▸ Items:
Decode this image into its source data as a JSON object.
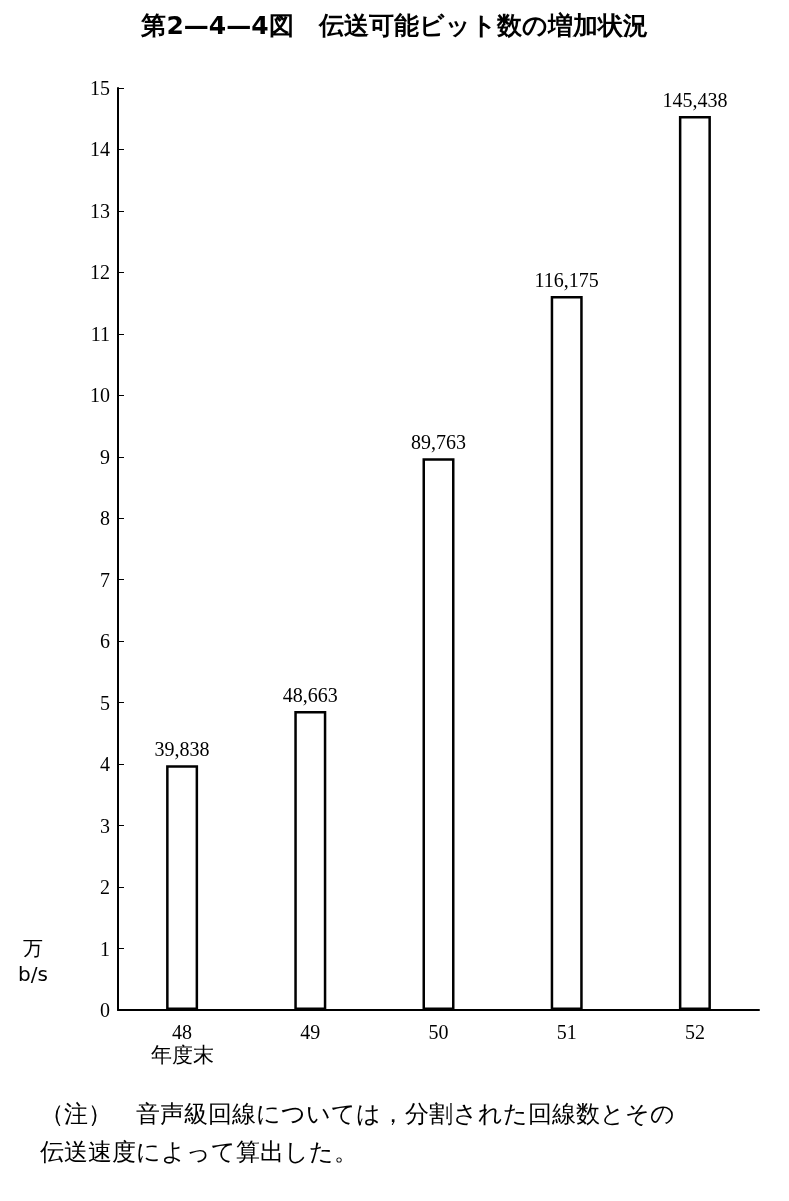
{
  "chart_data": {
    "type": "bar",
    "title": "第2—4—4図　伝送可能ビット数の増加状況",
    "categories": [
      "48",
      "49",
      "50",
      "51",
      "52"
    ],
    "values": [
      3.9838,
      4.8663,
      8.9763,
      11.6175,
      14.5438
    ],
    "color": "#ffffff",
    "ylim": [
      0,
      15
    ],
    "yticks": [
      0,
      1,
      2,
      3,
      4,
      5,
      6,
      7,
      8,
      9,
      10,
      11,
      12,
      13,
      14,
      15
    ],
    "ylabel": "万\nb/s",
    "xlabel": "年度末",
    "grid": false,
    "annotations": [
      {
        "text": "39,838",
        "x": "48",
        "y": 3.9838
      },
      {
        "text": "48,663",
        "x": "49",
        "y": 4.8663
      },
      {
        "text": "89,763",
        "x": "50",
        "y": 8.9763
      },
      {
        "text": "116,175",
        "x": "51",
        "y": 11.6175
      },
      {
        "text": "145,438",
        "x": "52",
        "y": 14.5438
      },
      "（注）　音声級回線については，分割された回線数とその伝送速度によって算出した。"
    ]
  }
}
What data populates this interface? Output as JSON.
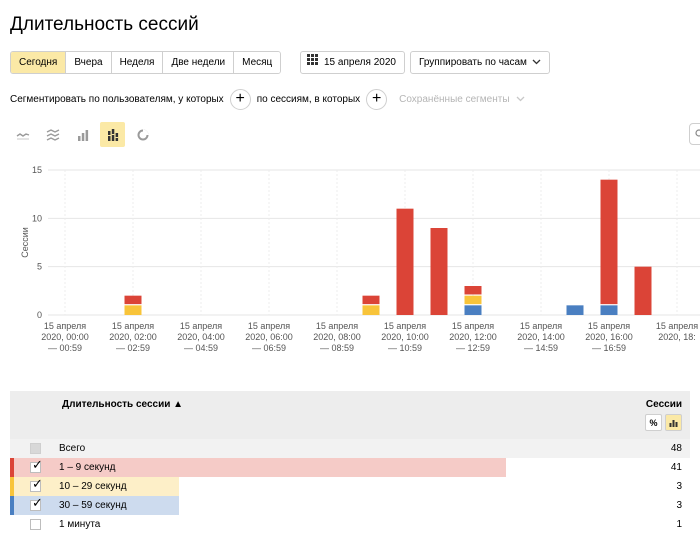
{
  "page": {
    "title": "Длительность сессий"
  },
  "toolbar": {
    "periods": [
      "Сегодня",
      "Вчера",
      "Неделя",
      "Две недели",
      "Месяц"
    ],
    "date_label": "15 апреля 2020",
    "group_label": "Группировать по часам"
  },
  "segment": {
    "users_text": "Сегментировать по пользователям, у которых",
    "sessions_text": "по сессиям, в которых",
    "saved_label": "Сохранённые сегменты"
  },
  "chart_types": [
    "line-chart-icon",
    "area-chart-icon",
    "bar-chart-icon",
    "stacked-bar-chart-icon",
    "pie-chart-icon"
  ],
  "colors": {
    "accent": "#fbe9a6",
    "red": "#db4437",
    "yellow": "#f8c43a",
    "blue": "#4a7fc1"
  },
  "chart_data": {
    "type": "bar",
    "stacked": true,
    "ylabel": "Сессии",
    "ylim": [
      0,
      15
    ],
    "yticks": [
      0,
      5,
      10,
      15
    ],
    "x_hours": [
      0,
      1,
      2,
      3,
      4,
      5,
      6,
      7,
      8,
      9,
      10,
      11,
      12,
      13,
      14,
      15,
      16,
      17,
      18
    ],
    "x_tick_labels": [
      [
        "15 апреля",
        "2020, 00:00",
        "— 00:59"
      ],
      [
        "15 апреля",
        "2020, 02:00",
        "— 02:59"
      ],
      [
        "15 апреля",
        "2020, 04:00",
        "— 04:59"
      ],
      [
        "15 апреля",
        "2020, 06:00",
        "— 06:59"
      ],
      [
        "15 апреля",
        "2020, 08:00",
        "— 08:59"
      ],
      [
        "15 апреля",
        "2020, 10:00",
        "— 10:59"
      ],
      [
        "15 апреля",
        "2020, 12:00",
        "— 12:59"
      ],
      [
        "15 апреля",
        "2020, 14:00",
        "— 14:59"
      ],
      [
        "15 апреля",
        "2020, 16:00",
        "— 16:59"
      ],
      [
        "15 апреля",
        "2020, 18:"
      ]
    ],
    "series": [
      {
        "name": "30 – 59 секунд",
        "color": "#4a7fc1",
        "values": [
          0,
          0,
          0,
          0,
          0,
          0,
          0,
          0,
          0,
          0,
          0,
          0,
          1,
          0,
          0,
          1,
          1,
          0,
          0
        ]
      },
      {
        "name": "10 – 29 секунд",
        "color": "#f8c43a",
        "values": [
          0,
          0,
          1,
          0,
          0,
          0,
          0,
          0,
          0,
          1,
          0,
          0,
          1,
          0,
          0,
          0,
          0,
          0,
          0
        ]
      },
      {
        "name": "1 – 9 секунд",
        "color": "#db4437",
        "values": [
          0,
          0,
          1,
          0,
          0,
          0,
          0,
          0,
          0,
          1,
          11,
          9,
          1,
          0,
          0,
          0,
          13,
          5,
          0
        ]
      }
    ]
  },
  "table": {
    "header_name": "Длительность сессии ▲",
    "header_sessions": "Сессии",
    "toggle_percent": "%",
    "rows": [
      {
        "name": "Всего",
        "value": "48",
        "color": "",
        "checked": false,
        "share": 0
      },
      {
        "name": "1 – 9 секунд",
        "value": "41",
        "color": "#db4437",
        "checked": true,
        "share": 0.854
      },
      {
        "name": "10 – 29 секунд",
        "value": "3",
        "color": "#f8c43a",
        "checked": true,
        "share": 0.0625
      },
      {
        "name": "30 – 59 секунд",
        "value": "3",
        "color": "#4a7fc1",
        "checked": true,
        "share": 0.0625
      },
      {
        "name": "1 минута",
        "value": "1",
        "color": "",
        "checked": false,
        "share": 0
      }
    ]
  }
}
==
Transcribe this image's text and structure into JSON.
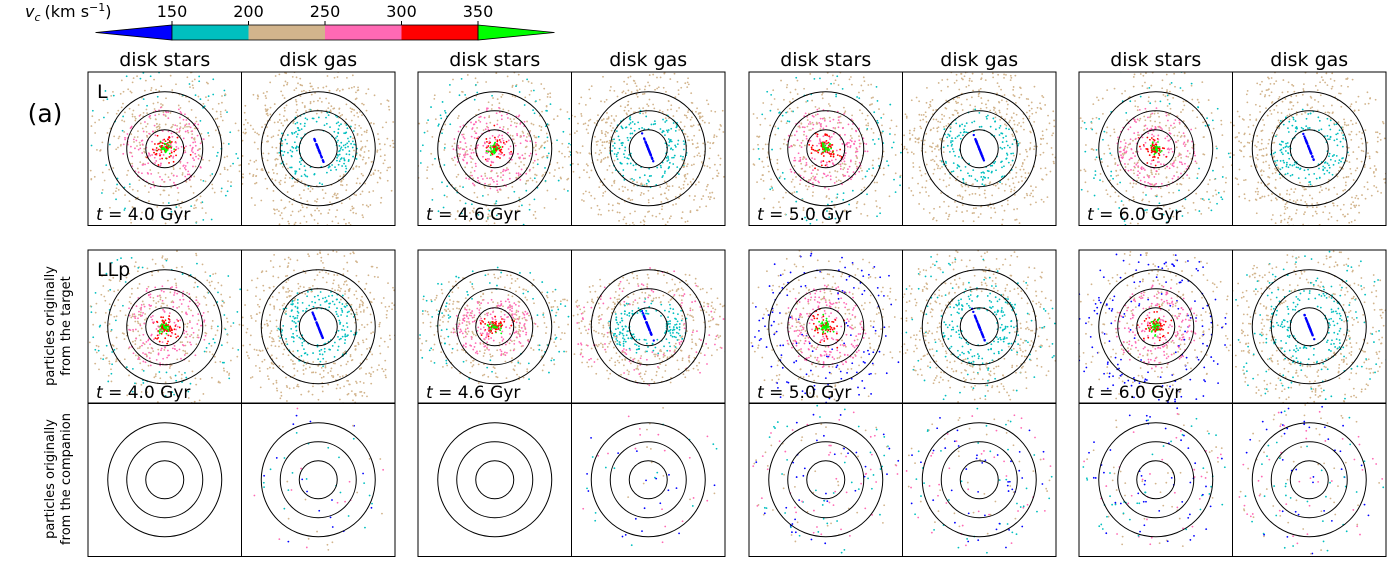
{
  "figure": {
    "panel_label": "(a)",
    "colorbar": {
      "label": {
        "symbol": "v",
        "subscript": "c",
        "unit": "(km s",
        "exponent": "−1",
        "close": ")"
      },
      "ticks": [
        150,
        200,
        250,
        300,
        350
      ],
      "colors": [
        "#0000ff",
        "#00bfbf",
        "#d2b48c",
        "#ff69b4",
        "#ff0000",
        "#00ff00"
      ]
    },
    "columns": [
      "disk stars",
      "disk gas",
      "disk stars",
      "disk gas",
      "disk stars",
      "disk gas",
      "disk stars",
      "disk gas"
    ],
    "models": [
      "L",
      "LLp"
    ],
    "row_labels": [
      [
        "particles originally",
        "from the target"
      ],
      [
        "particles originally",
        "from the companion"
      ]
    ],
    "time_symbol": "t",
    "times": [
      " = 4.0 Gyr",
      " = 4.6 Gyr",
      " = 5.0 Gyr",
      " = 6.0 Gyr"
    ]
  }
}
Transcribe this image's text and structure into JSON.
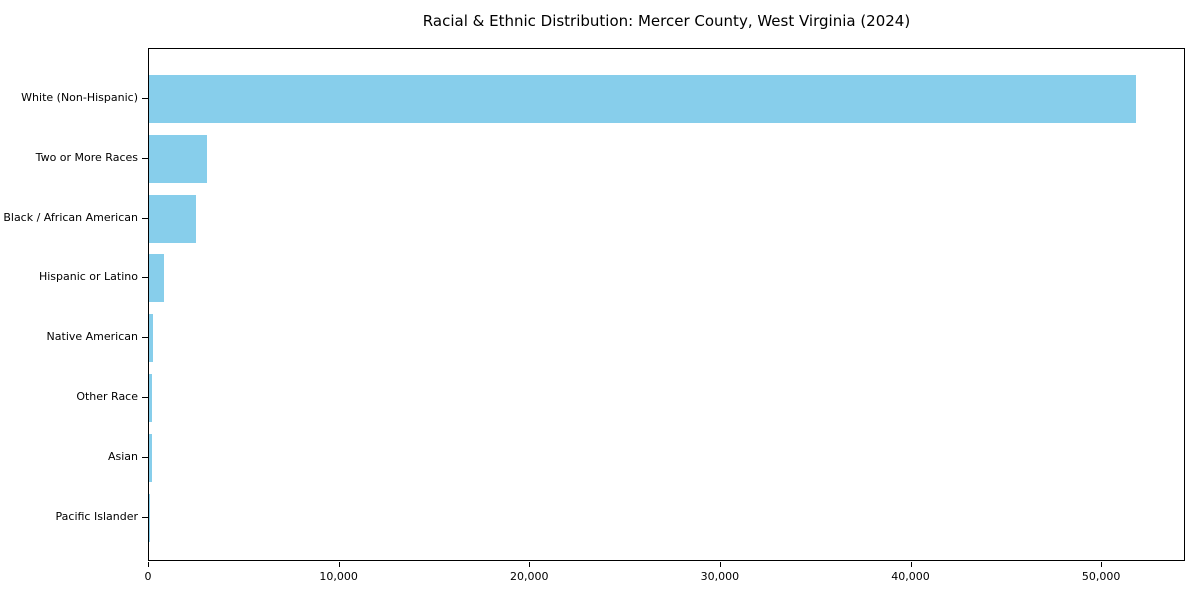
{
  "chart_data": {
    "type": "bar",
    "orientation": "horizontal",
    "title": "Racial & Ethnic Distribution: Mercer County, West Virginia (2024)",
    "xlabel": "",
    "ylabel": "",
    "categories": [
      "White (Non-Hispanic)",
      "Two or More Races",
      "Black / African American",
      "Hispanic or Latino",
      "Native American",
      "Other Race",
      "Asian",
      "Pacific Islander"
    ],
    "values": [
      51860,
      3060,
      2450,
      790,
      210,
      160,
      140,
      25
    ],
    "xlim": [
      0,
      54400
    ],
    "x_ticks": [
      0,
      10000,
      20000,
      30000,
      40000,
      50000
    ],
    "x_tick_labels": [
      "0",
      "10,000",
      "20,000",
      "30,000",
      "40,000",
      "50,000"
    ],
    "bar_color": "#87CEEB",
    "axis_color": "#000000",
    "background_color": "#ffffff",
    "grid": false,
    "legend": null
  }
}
* * *
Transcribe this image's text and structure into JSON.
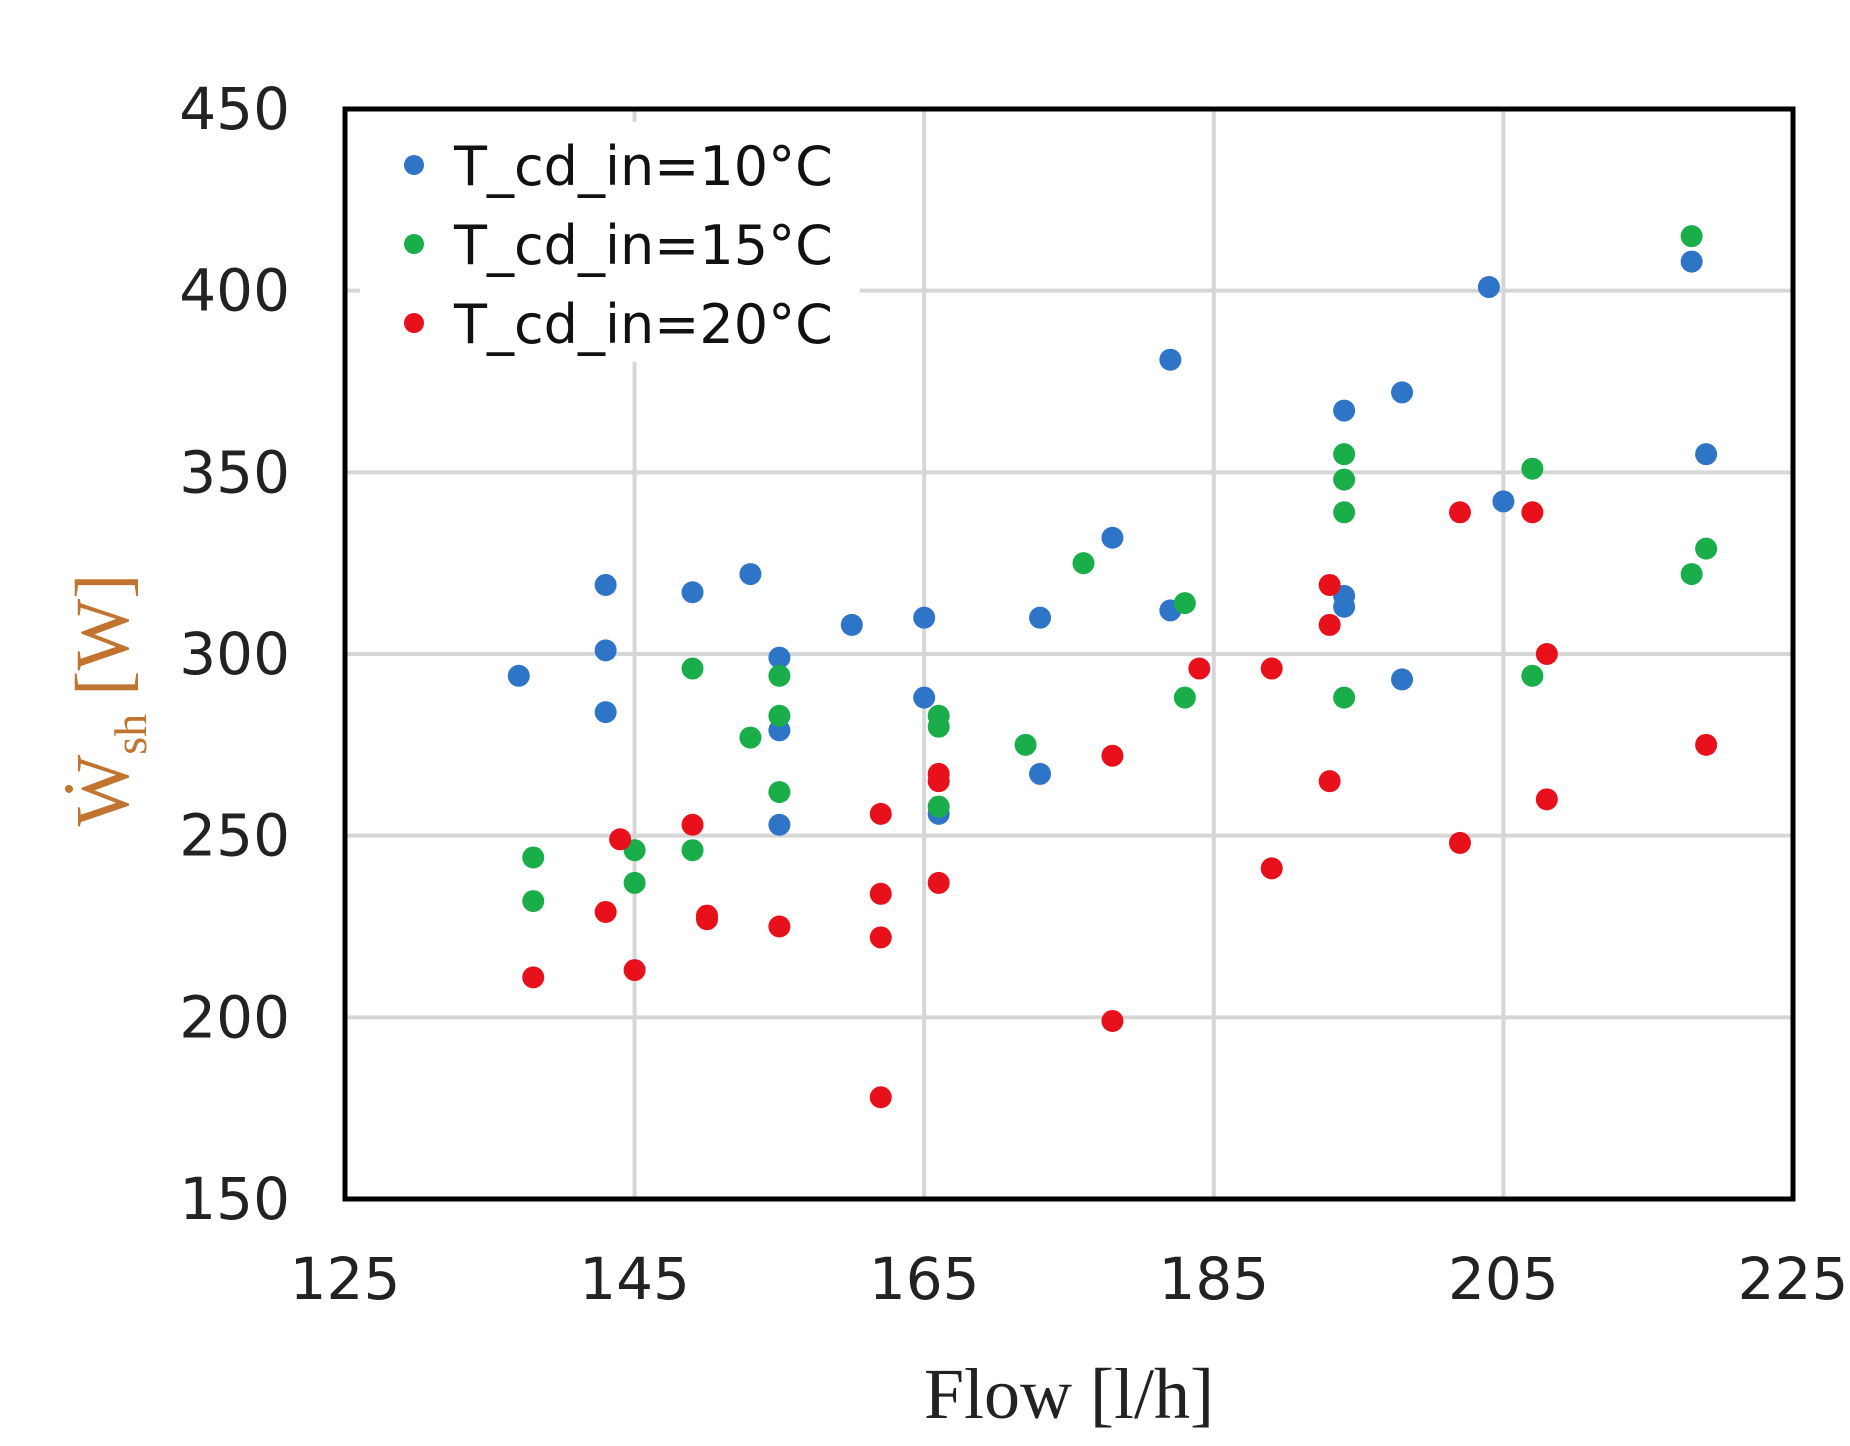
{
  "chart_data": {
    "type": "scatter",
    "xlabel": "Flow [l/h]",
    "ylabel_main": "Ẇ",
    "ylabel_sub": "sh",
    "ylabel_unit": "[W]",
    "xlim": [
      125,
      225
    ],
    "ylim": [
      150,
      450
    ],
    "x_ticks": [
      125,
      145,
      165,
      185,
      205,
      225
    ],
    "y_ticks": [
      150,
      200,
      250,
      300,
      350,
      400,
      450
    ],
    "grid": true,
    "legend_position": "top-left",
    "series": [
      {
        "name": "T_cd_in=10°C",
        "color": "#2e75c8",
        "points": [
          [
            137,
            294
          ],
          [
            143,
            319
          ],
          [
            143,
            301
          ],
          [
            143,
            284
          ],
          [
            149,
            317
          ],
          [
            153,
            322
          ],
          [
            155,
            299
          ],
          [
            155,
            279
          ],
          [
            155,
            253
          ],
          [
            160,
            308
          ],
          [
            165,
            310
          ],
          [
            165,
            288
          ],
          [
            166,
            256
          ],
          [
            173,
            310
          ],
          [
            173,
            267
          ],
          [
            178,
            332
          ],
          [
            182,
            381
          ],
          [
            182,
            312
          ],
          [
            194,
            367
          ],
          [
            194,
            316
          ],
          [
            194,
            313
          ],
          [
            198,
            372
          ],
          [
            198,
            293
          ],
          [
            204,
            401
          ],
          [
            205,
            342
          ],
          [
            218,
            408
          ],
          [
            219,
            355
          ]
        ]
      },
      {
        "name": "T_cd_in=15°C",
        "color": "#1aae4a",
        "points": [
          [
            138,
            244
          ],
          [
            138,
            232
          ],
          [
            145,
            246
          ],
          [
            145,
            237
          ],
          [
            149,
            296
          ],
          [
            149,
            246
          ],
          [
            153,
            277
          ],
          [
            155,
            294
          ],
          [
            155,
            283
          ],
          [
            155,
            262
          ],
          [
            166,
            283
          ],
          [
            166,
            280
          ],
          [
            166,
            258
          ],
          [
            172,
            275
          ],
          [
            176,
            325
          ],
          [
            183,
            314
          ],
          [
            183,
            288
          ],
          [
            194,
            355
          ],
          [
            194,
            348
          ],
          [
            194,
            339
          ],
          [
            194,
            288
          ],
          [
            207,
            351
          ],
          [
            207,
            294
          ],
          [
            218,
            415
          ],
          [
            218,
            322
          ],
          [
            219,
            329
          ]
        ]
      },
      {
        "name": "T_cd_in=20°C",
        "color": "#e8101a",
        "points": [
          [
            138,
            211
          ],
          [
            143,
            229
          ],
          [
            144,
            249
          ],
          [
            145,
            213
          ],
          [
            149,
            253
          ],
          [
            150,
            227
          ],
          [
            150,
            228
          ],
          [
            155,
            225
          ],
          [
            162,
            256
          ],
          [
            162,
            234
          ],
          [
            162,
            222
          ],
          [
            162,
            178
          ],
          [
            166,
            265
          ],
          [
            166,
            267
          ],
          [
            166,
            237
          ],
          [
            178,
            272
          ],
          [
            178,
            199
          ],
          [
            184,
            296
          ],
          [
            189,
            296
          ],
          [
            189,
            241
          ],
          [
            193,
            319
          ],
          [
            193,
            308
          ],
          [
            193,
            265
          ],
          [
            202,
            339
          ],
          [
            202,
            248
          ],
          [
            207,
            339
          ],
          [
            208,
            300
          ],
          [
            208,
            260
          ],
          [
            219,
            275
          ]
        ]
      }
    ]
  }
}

▸ Written instruction: Reply with nothing except the number of lines in the listing above that include "Hispanic".

▸ Response to this exercise: 2